++++ DOCUMENT
Precision brought a claim against Yangarra for the work that had been performed on the abandoned well and for the equipment Precision had provided. Yangarra defended the action, maintaining that Precision had breached its contractual obligation to “drill the well in a good and workmanlike manner in accordance with good drilling practices” (ABCA, para 5). Yangarra also alleged negligence, gross negligence, and fraudulent misrepresentation by Precision when it failed to tell Yangarra of the mix-up with the mud. Additionally, Yangarra brought an action for set-off and a counterclaim for its loss of equipment in the abandoned well and the cost of drilling the replacement well.

History of Legal Proceedings

In 2012, Precision brought an application for summary judgment against Yangarra, arguing there was no merit to Yangarra’s defence or counterclaim and no genuine issue for trial, and that the counterclaim should be dismissed.

The Master granted Precision’s summary judgment application. He found that the limitation of liability clause in the contract barred Yangarra’s set-off defence and counterclaim (2015 ABQB 433 (CanLII)). He also found that there was no evidence that would prevent the exclusion of liability clause from being applied on the basis of public policy.

Yangarra unsuccessfully appealed the decision (2016 ABQB 365 (CanLII)). The chambers judge agreed that the contract excluded liability for the damages Yangarra was claiming, and that the exclusion of liability clause could be applied. Additionally, the chambers judge found that the exclusion of liability clause could protect again gross negligence, but not fraud, for public policy reasons. The judge, however, did not find any evidence of fraud.
++++++++
++++ LISTING
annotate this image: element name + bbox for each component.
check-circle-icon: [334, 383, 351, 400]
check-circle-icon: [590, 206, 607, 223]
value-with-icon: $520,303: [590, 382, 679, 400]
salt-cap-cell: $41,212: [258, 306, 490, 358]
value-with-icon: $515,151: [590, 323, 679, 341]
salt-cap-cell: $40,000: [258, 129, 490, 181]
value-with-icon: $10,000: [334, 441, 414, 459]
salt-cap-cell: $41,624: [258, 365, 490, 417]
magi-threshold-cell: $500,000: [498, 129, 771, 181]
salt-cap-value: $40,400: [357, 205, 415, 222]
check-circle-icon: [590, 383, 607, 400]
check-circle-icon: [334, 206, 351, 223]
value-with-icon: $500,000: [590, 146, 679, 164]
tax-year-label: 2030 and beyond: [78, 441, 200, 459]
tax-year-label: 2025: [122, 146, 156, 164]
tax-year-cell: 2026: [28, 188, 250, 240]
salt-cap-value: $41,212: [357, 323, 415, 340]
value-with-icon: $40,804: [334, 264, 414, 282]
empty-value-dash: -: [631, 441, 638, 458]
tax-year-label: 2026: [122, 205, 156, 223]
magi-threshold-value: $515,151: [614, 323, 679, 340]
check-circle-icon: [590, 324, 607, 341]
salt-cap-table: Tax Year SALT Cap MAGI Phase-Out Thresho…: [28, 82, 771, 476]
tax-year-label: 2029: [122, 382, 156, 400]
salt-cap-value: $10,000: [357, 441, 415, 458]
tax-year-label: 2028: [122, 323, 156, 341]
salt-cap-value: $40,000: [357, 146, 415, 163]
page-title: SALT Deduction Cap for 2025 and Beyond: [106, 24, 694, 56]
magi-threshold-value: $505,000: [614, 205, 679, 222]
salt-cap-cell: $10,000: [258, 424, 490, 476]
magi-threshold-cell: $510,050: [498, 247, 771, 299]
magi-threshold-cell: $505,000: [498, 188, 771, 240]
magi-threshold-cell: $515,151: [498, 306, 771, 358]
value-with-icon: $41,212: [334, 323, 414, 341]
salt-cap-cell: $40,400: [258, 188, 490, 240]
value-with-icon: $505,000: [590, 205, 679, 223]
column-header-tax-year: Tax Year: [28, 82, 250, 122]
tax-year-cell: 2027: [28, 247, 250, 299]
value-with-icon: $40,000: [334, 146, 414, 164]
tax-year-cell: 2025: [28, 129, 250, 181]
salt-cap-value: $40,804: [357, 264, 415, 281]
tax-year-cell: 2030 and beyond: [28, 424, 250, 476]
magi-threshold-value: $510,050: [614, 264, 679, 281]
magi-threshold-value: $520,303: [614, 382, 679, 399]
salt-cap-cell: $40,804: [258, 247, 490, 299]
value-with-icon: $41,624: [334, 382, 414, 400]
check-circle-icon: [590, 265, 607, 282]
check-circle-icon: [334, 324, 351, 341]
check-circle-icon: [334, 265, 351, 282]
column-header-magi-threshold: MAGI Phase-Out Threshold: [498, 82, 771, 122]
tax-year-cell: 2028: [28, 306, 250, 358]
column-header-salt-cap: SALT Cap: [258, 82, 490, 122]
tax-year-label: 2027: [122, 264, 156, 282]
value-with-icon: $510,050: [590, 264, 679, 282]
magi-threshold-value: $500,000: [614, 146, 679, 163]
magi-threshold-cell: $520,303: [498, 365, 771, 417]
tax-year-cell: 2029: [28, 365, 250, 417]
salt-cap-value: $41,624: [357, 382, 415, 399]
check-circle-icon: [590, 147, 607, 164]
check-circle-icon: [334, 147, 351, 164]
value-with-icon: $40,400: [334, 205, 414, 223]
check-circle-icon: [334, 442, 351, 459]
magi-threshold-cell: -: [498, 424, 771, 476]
++++++++
- **SET TASK**: In the case summary, which year did Precision apply for summary judgment against Yangarra?

- **RESPONSE TO THE EXERCISE**: 2012